TASK TO CARRY OUT: Each record below must be returned exactly as shown.

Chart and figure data
%%

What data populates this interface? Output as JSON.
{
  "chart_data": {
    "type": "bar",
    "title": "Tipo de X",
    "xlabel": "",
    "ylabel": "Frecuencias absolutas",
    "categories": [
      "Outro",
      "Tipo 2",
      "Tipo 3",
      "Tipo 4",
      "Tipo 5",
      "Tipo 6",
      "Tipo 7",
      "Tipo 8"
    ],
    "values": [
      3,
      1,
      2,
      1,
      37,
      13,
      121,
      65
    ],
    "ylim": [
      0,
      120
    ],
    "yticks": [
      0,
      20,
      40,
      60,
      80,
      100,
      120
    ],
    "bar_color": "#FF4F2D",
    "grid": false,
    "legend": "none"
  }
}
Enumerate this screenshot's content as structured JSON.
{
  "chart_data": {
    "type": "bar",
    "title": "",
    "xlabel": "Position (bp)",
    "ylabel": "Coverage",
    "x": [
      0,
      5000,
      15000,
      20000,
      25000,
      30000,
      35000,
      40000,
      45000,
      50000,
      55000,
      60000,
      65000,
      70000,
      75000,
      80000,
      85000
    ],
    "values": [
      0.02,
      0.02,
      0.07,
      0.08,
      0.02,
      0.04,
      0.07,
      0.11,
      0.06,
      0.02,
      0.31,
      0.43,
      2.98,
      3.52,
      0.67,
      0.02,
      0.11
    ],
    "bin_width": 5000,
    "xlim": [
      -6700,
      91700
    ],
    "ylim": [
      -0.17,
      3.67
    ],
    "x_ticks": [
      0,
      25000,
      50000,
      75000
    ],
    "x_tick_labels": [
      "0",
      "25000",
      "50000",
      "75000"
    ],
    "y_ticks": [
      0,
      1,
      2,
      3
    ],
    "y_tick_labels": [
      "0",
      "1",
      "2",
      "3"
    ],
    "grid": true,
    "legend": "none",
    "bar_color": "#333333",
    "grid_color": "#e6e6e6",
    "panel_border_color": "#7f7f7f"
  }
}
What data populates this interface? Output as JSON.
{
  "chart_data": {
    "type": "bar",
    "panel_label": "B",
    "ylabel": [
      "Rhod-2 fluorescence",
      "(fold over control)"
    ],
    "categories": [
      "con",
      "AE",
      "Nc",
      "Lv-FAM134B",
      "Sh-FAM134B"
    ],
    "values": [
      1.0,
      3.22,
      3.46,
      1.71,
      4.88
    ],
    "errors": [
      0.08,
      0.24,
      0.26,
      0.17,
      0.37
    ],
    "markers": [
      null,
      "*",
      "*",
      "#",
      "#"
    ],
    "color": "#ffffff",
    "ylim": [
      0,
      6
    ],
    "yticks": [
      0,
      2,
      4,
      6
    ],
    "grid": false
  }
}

%%

WRITTEN ANSWER:
What data populates this interface? Output as JSON.
{
  "chart_data": {
    "type": "bar",
    "title": "Tipo de X",
    "xlabel": "",
    "ylabel": "Frecuencias absolutas",
    "categories": [
      "Outro",
      "Tipo 2",
      "Tipo 3",
      "Tipo 4",
      "Tipo 5",
      "Tipo 6",
      "Tipo 7",
      "Tipo 8"
    ],
    "values": [
      3,
      1,
      2,
      1,
      37,
      13,
      121,
      65
    ],
    "ylim": [
      0,
      120
    ],
    "yticks": [
      0,
      20,
      40,
      60,
      80,
      100,
      120
    ],
    "bar_color": "#FF4F2D",
    "grid": false,
    "legend": "none"
  }
}
Enumerate this screenshot's content as structured JSON.
{
  "chart_data": {
    "type": "bar",
    "title": "",
    "xlabel": "Position (bp)",
    "ylabel": "Coverage",
    "x": [
      0,
      5000,
      15000,
      20000,
      25000,
      30000,
      35000,
      40000,
      45000,
      50000,
      55000,
      60000,
      65000,
      70000,
      75000,
      80000,
      85000
    ],
    "values": [
      0.02,
      0.02,
      0.07,
      0.08,
      0.02,
      0.04,
      0.07,
      0.11,
      0.06,
      0.02,
      0.31,
      0.43,
      2.98,
      3.52,
      0.67,
      0.02,
      0.11
    ],
    "bin_width": 5000,
    "xlim": [
      -6700,
      91700
    ],
    "ylim": [
      -0.17,
      3.67
    ],
    "x_ticks": [
      0,
      25000,
      50000,
      75000
    ],
    "x_tick_labels": [
      "0",
      "25000",
      "50000",
      "75000"
    ],
    "y_ticks": [
      0,
      1,
      2,
      3
    ],
    "y_tick_labels": [
      "0",
      "1",
      "2",
      "3"
    ],
    "grid": true,
    "legend": "none",
    "bar_color": "#333333",
    "grid_color": "#e6e6e6",
    "panel_border_color": "#7f7f7f"
  }
}
What data populates this interface? Output as JSON.
{
  "chart_data": {
    "type": "bar",
    "panel_label": "B",
    "ylabel": [
      "Rhod-2 fluorescence",
      "(fold over control)"
    ],
    "categories": [
      "con",
      "AE",
      "Nc",
      "Lv-FAM134B",
      "Sh-FAM134B"
    ],
    "values": [
      1.0,
      3.22,
      3.46,
      1.71,
      4.88
    ],
    "errors": [
      0.08,
      0.24,
      0.26,
      0.17,
      0.37
    ],
    "markers": [
      null,
      "*",
      "*",
      "#",
      "#"
    ],
    "color": "#ffffff",
    "ylim": [
      0,
      6
    ],
    "yticks": [
      0,
      2,
      4,
      6
    ],
    "grid": false
  }
}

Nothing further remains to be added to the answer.